What the exercise asks:
Reproduce the records exactly.

Given entries:
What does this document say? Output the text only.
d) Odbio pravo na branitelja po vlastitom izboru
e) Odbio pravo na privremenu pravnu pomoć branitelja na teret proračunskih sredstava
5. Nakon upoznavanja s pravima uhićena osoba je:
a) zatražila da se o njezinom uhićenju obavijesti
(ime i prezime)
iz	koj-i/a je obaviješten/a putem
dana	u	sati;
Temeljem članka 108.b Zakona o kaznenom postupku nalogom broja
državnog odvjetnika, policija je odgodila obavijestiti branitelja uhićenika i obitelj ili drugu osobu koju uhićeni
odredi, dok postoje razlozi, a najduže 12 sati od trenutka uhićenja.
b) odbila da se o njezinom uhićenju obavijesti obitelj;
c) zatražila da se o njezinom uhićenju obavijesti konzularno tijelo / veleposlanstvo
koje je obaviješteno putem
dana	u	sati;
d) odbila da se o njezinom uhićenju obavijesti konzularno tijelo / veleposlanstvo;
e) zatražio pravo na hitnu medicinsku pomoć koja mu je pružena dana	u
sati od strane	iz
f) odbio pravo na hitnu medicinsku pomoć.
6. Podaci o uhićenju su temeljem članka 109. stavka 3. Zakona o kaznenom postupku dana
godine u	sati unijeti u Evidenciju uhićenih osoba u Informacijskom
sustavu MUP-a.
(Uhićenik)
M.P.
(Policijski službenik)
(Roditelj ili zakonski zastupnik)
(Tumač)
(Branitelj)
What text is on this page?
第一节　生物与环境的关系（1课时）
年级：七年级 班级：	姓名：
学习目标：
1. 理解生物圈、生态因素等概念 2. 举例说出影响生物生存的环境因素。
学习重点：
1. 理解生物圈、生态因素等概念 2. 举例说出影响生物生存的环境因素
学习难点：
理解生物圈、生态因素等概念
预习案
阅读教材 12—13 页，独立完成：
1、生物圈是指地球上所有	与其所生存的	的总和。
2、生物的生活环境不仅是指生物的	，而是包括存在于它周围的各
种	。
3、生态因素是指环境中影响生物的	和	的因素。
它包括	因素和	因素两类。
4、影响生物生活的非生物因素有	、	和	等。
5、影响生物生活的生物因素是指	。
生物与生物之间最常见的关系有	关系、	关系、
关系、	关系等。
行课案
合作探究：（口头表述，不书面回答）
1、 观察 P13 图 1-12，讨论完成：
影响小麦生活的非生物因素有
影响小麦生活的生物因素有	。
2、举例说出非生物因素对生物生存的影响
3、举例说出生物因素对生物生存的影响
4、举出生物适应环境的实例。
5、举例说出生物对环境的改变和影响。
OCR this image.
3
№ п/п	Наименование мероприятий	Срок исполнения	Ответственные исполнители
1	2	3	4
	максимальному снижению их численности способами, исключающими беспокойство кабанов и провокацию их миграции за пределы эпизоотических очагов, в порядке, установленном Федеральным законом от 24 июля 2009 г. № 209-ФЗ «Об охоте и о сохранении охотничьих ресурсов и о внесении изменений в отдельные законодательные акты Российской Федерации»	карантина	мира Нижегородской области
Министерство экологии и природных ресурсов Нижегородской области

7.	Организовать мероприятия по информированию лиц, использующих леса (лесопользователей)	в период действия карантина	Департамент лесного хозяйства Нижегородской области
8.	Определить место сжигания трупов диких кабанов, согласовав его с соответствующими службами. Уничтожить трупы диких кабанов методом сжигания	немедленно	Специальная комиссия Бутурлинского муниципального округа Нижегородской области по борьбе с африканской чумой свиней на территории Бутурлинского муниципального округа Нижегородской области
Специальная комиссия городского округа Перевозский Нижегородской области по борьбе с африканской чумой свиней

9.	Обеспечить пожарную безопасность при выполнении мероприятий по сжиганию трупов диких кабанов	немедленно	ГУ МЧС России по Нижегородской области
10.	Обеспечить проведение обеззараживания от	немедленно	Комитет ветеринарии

Exercise solution:
What does this document say? Output the text only.
d) Odbio pravo na branitelja po vlastitom izboru
e) Odbio pravo na privremenu pravnu pomoć branitelja na teret proračunskih sredstava
5. Nakon upoznavanja s pravima uhićena osoba je:
a) zatražila da se o njezinom uhićenju obavijesti
(ime i prezime)
iz	koj-i/a je obaviješten/a putem
dana	u	sati;
Temeljem članka 108.b Zakona o kaznenom postupku nalogom broja
državnog odvjetnika, policija je odgodila obavijestiti branitelja uhićenika i obitelj ili drugu osobu koju uhićeni
odredi, dok postoje razlozi, a najduže 12 sati od trenutka uhićenja.
b) odbila da se o njezinom uhićenju obavijesti obitelj;
c) zatražila da se o njezinom uhićenju obavijesti konzularno tijelo / veleposlanstvo
koje je obaviješteno putem
dana	u	sati;
d) odbila da se o njezinom uhićenju obavijesti konzularno tijelo / veleposlanstvo;
e) zatražio pravo na hitnu medicinsku pomoć koja mu je pružena dana	u
sati od strane	iz
f) odbio pravo na hitnu medicinsku pomoć.
6. Podaci o uhićenju su temeljem članka 109. stavka 3. Zakona o kaznenom postupku dana
godine u	sati unijeti u Evidenciju uhićenih osoba u Informacijskom
sustavu MUP-a.
(Uhićenik)
M.P.
(Policijski službenik)
(Roditelj ili zakonski zastupnik)
(Tumač)
(Branitelj)
What text is on this page?
第一节　生物与环境的关系（1课时）
年级：七年级 班级：	姓名：
学习目标：
1. 理解生物圈、生态因素等概念 2. 举例说出影响生物生存的环境因素。
学习重点：
1. 理解生物圈、生态因素等概念 2. 举例说出影响生物生存的环境因素
学习难点：
理解生物圈、生态因素等概念
预习案
阅读教材 12—13 页，独立完成：
1、生物圈是指地球上所有	与其所生存的	的总和。
2、生物的生活环境不仅是指生物的	，而是包括存在于它周围的各
种	。
3、生态因素是指环境中影响生物的	和	的因素。
它包括	因素和	因素两类。
4、影响生物生活的非生物因素有	、	和	等。
5、影响生物生活的生物因素是指	。
生物与生物之间最常见的关系有	关系、	关系、
关系、	关系等。
行课案
合作探究：（口头表述，不书面回答）
1、 观察 P13 图 1-12，讨论完成：
影响小麦生活的非生物因素有
影响小麦生活的生物因素有	。
2、举例说出非生物因素对生物生存的影响
3、举例说出生物因素对生物生存的影响
4、举出生物适应环境的实例。
5、举例说出生物对环境的改变和影响。
OCR this image.
3
№ п/п	Наименование мероприятий	Срок исполнения	Ответственные исполнители
1	2	3	4
	максимальному снижению их численности способами, исключающими беспокойство кабанов и провокацию их миграции за пределы эпизоотических очагов, в порядке, установленном Федеральным законом от 24 июля 2009 г. № 209-ФЗ «Об охоте и о сохранении охотничьих ресурсов и о внесении изменений в отдельные законодательные акты Российской Федерации»	карантина	мира Нижегородской области
Министерство экологии и природных ресурсов Нижегородской области

7.	Организовать мероприятия по информированию лиц, использующих леса (лесопользователей)	в период действия карантина	Департамент лесного хозяйства Нижегородской области
8.	Определить место сжигания трупов диких кабанов, согласовав его с соответствующими службами. Уничтожить трупы диких кабанов методом сжигания	немедленно	Специальная комиссия Бутурлинского муниципального округа Нижегородской области по борьбе с африканской чумой свиней на территории Бутурлинского муниципального округа Нижегородской области
Специальная комиссия городского округа Перевозский Нижегородской области по борьбе с африканской чумой свиней

9.	Обеспечить пожарную безопасность при выполнении мероприятий по сжиганию трупов диких кабанов	немедленно	ГУ МЧС России по Нижегородской области
10.	Обеспечить проведение обеззараживания от	немедленно	Комитет ветеринарии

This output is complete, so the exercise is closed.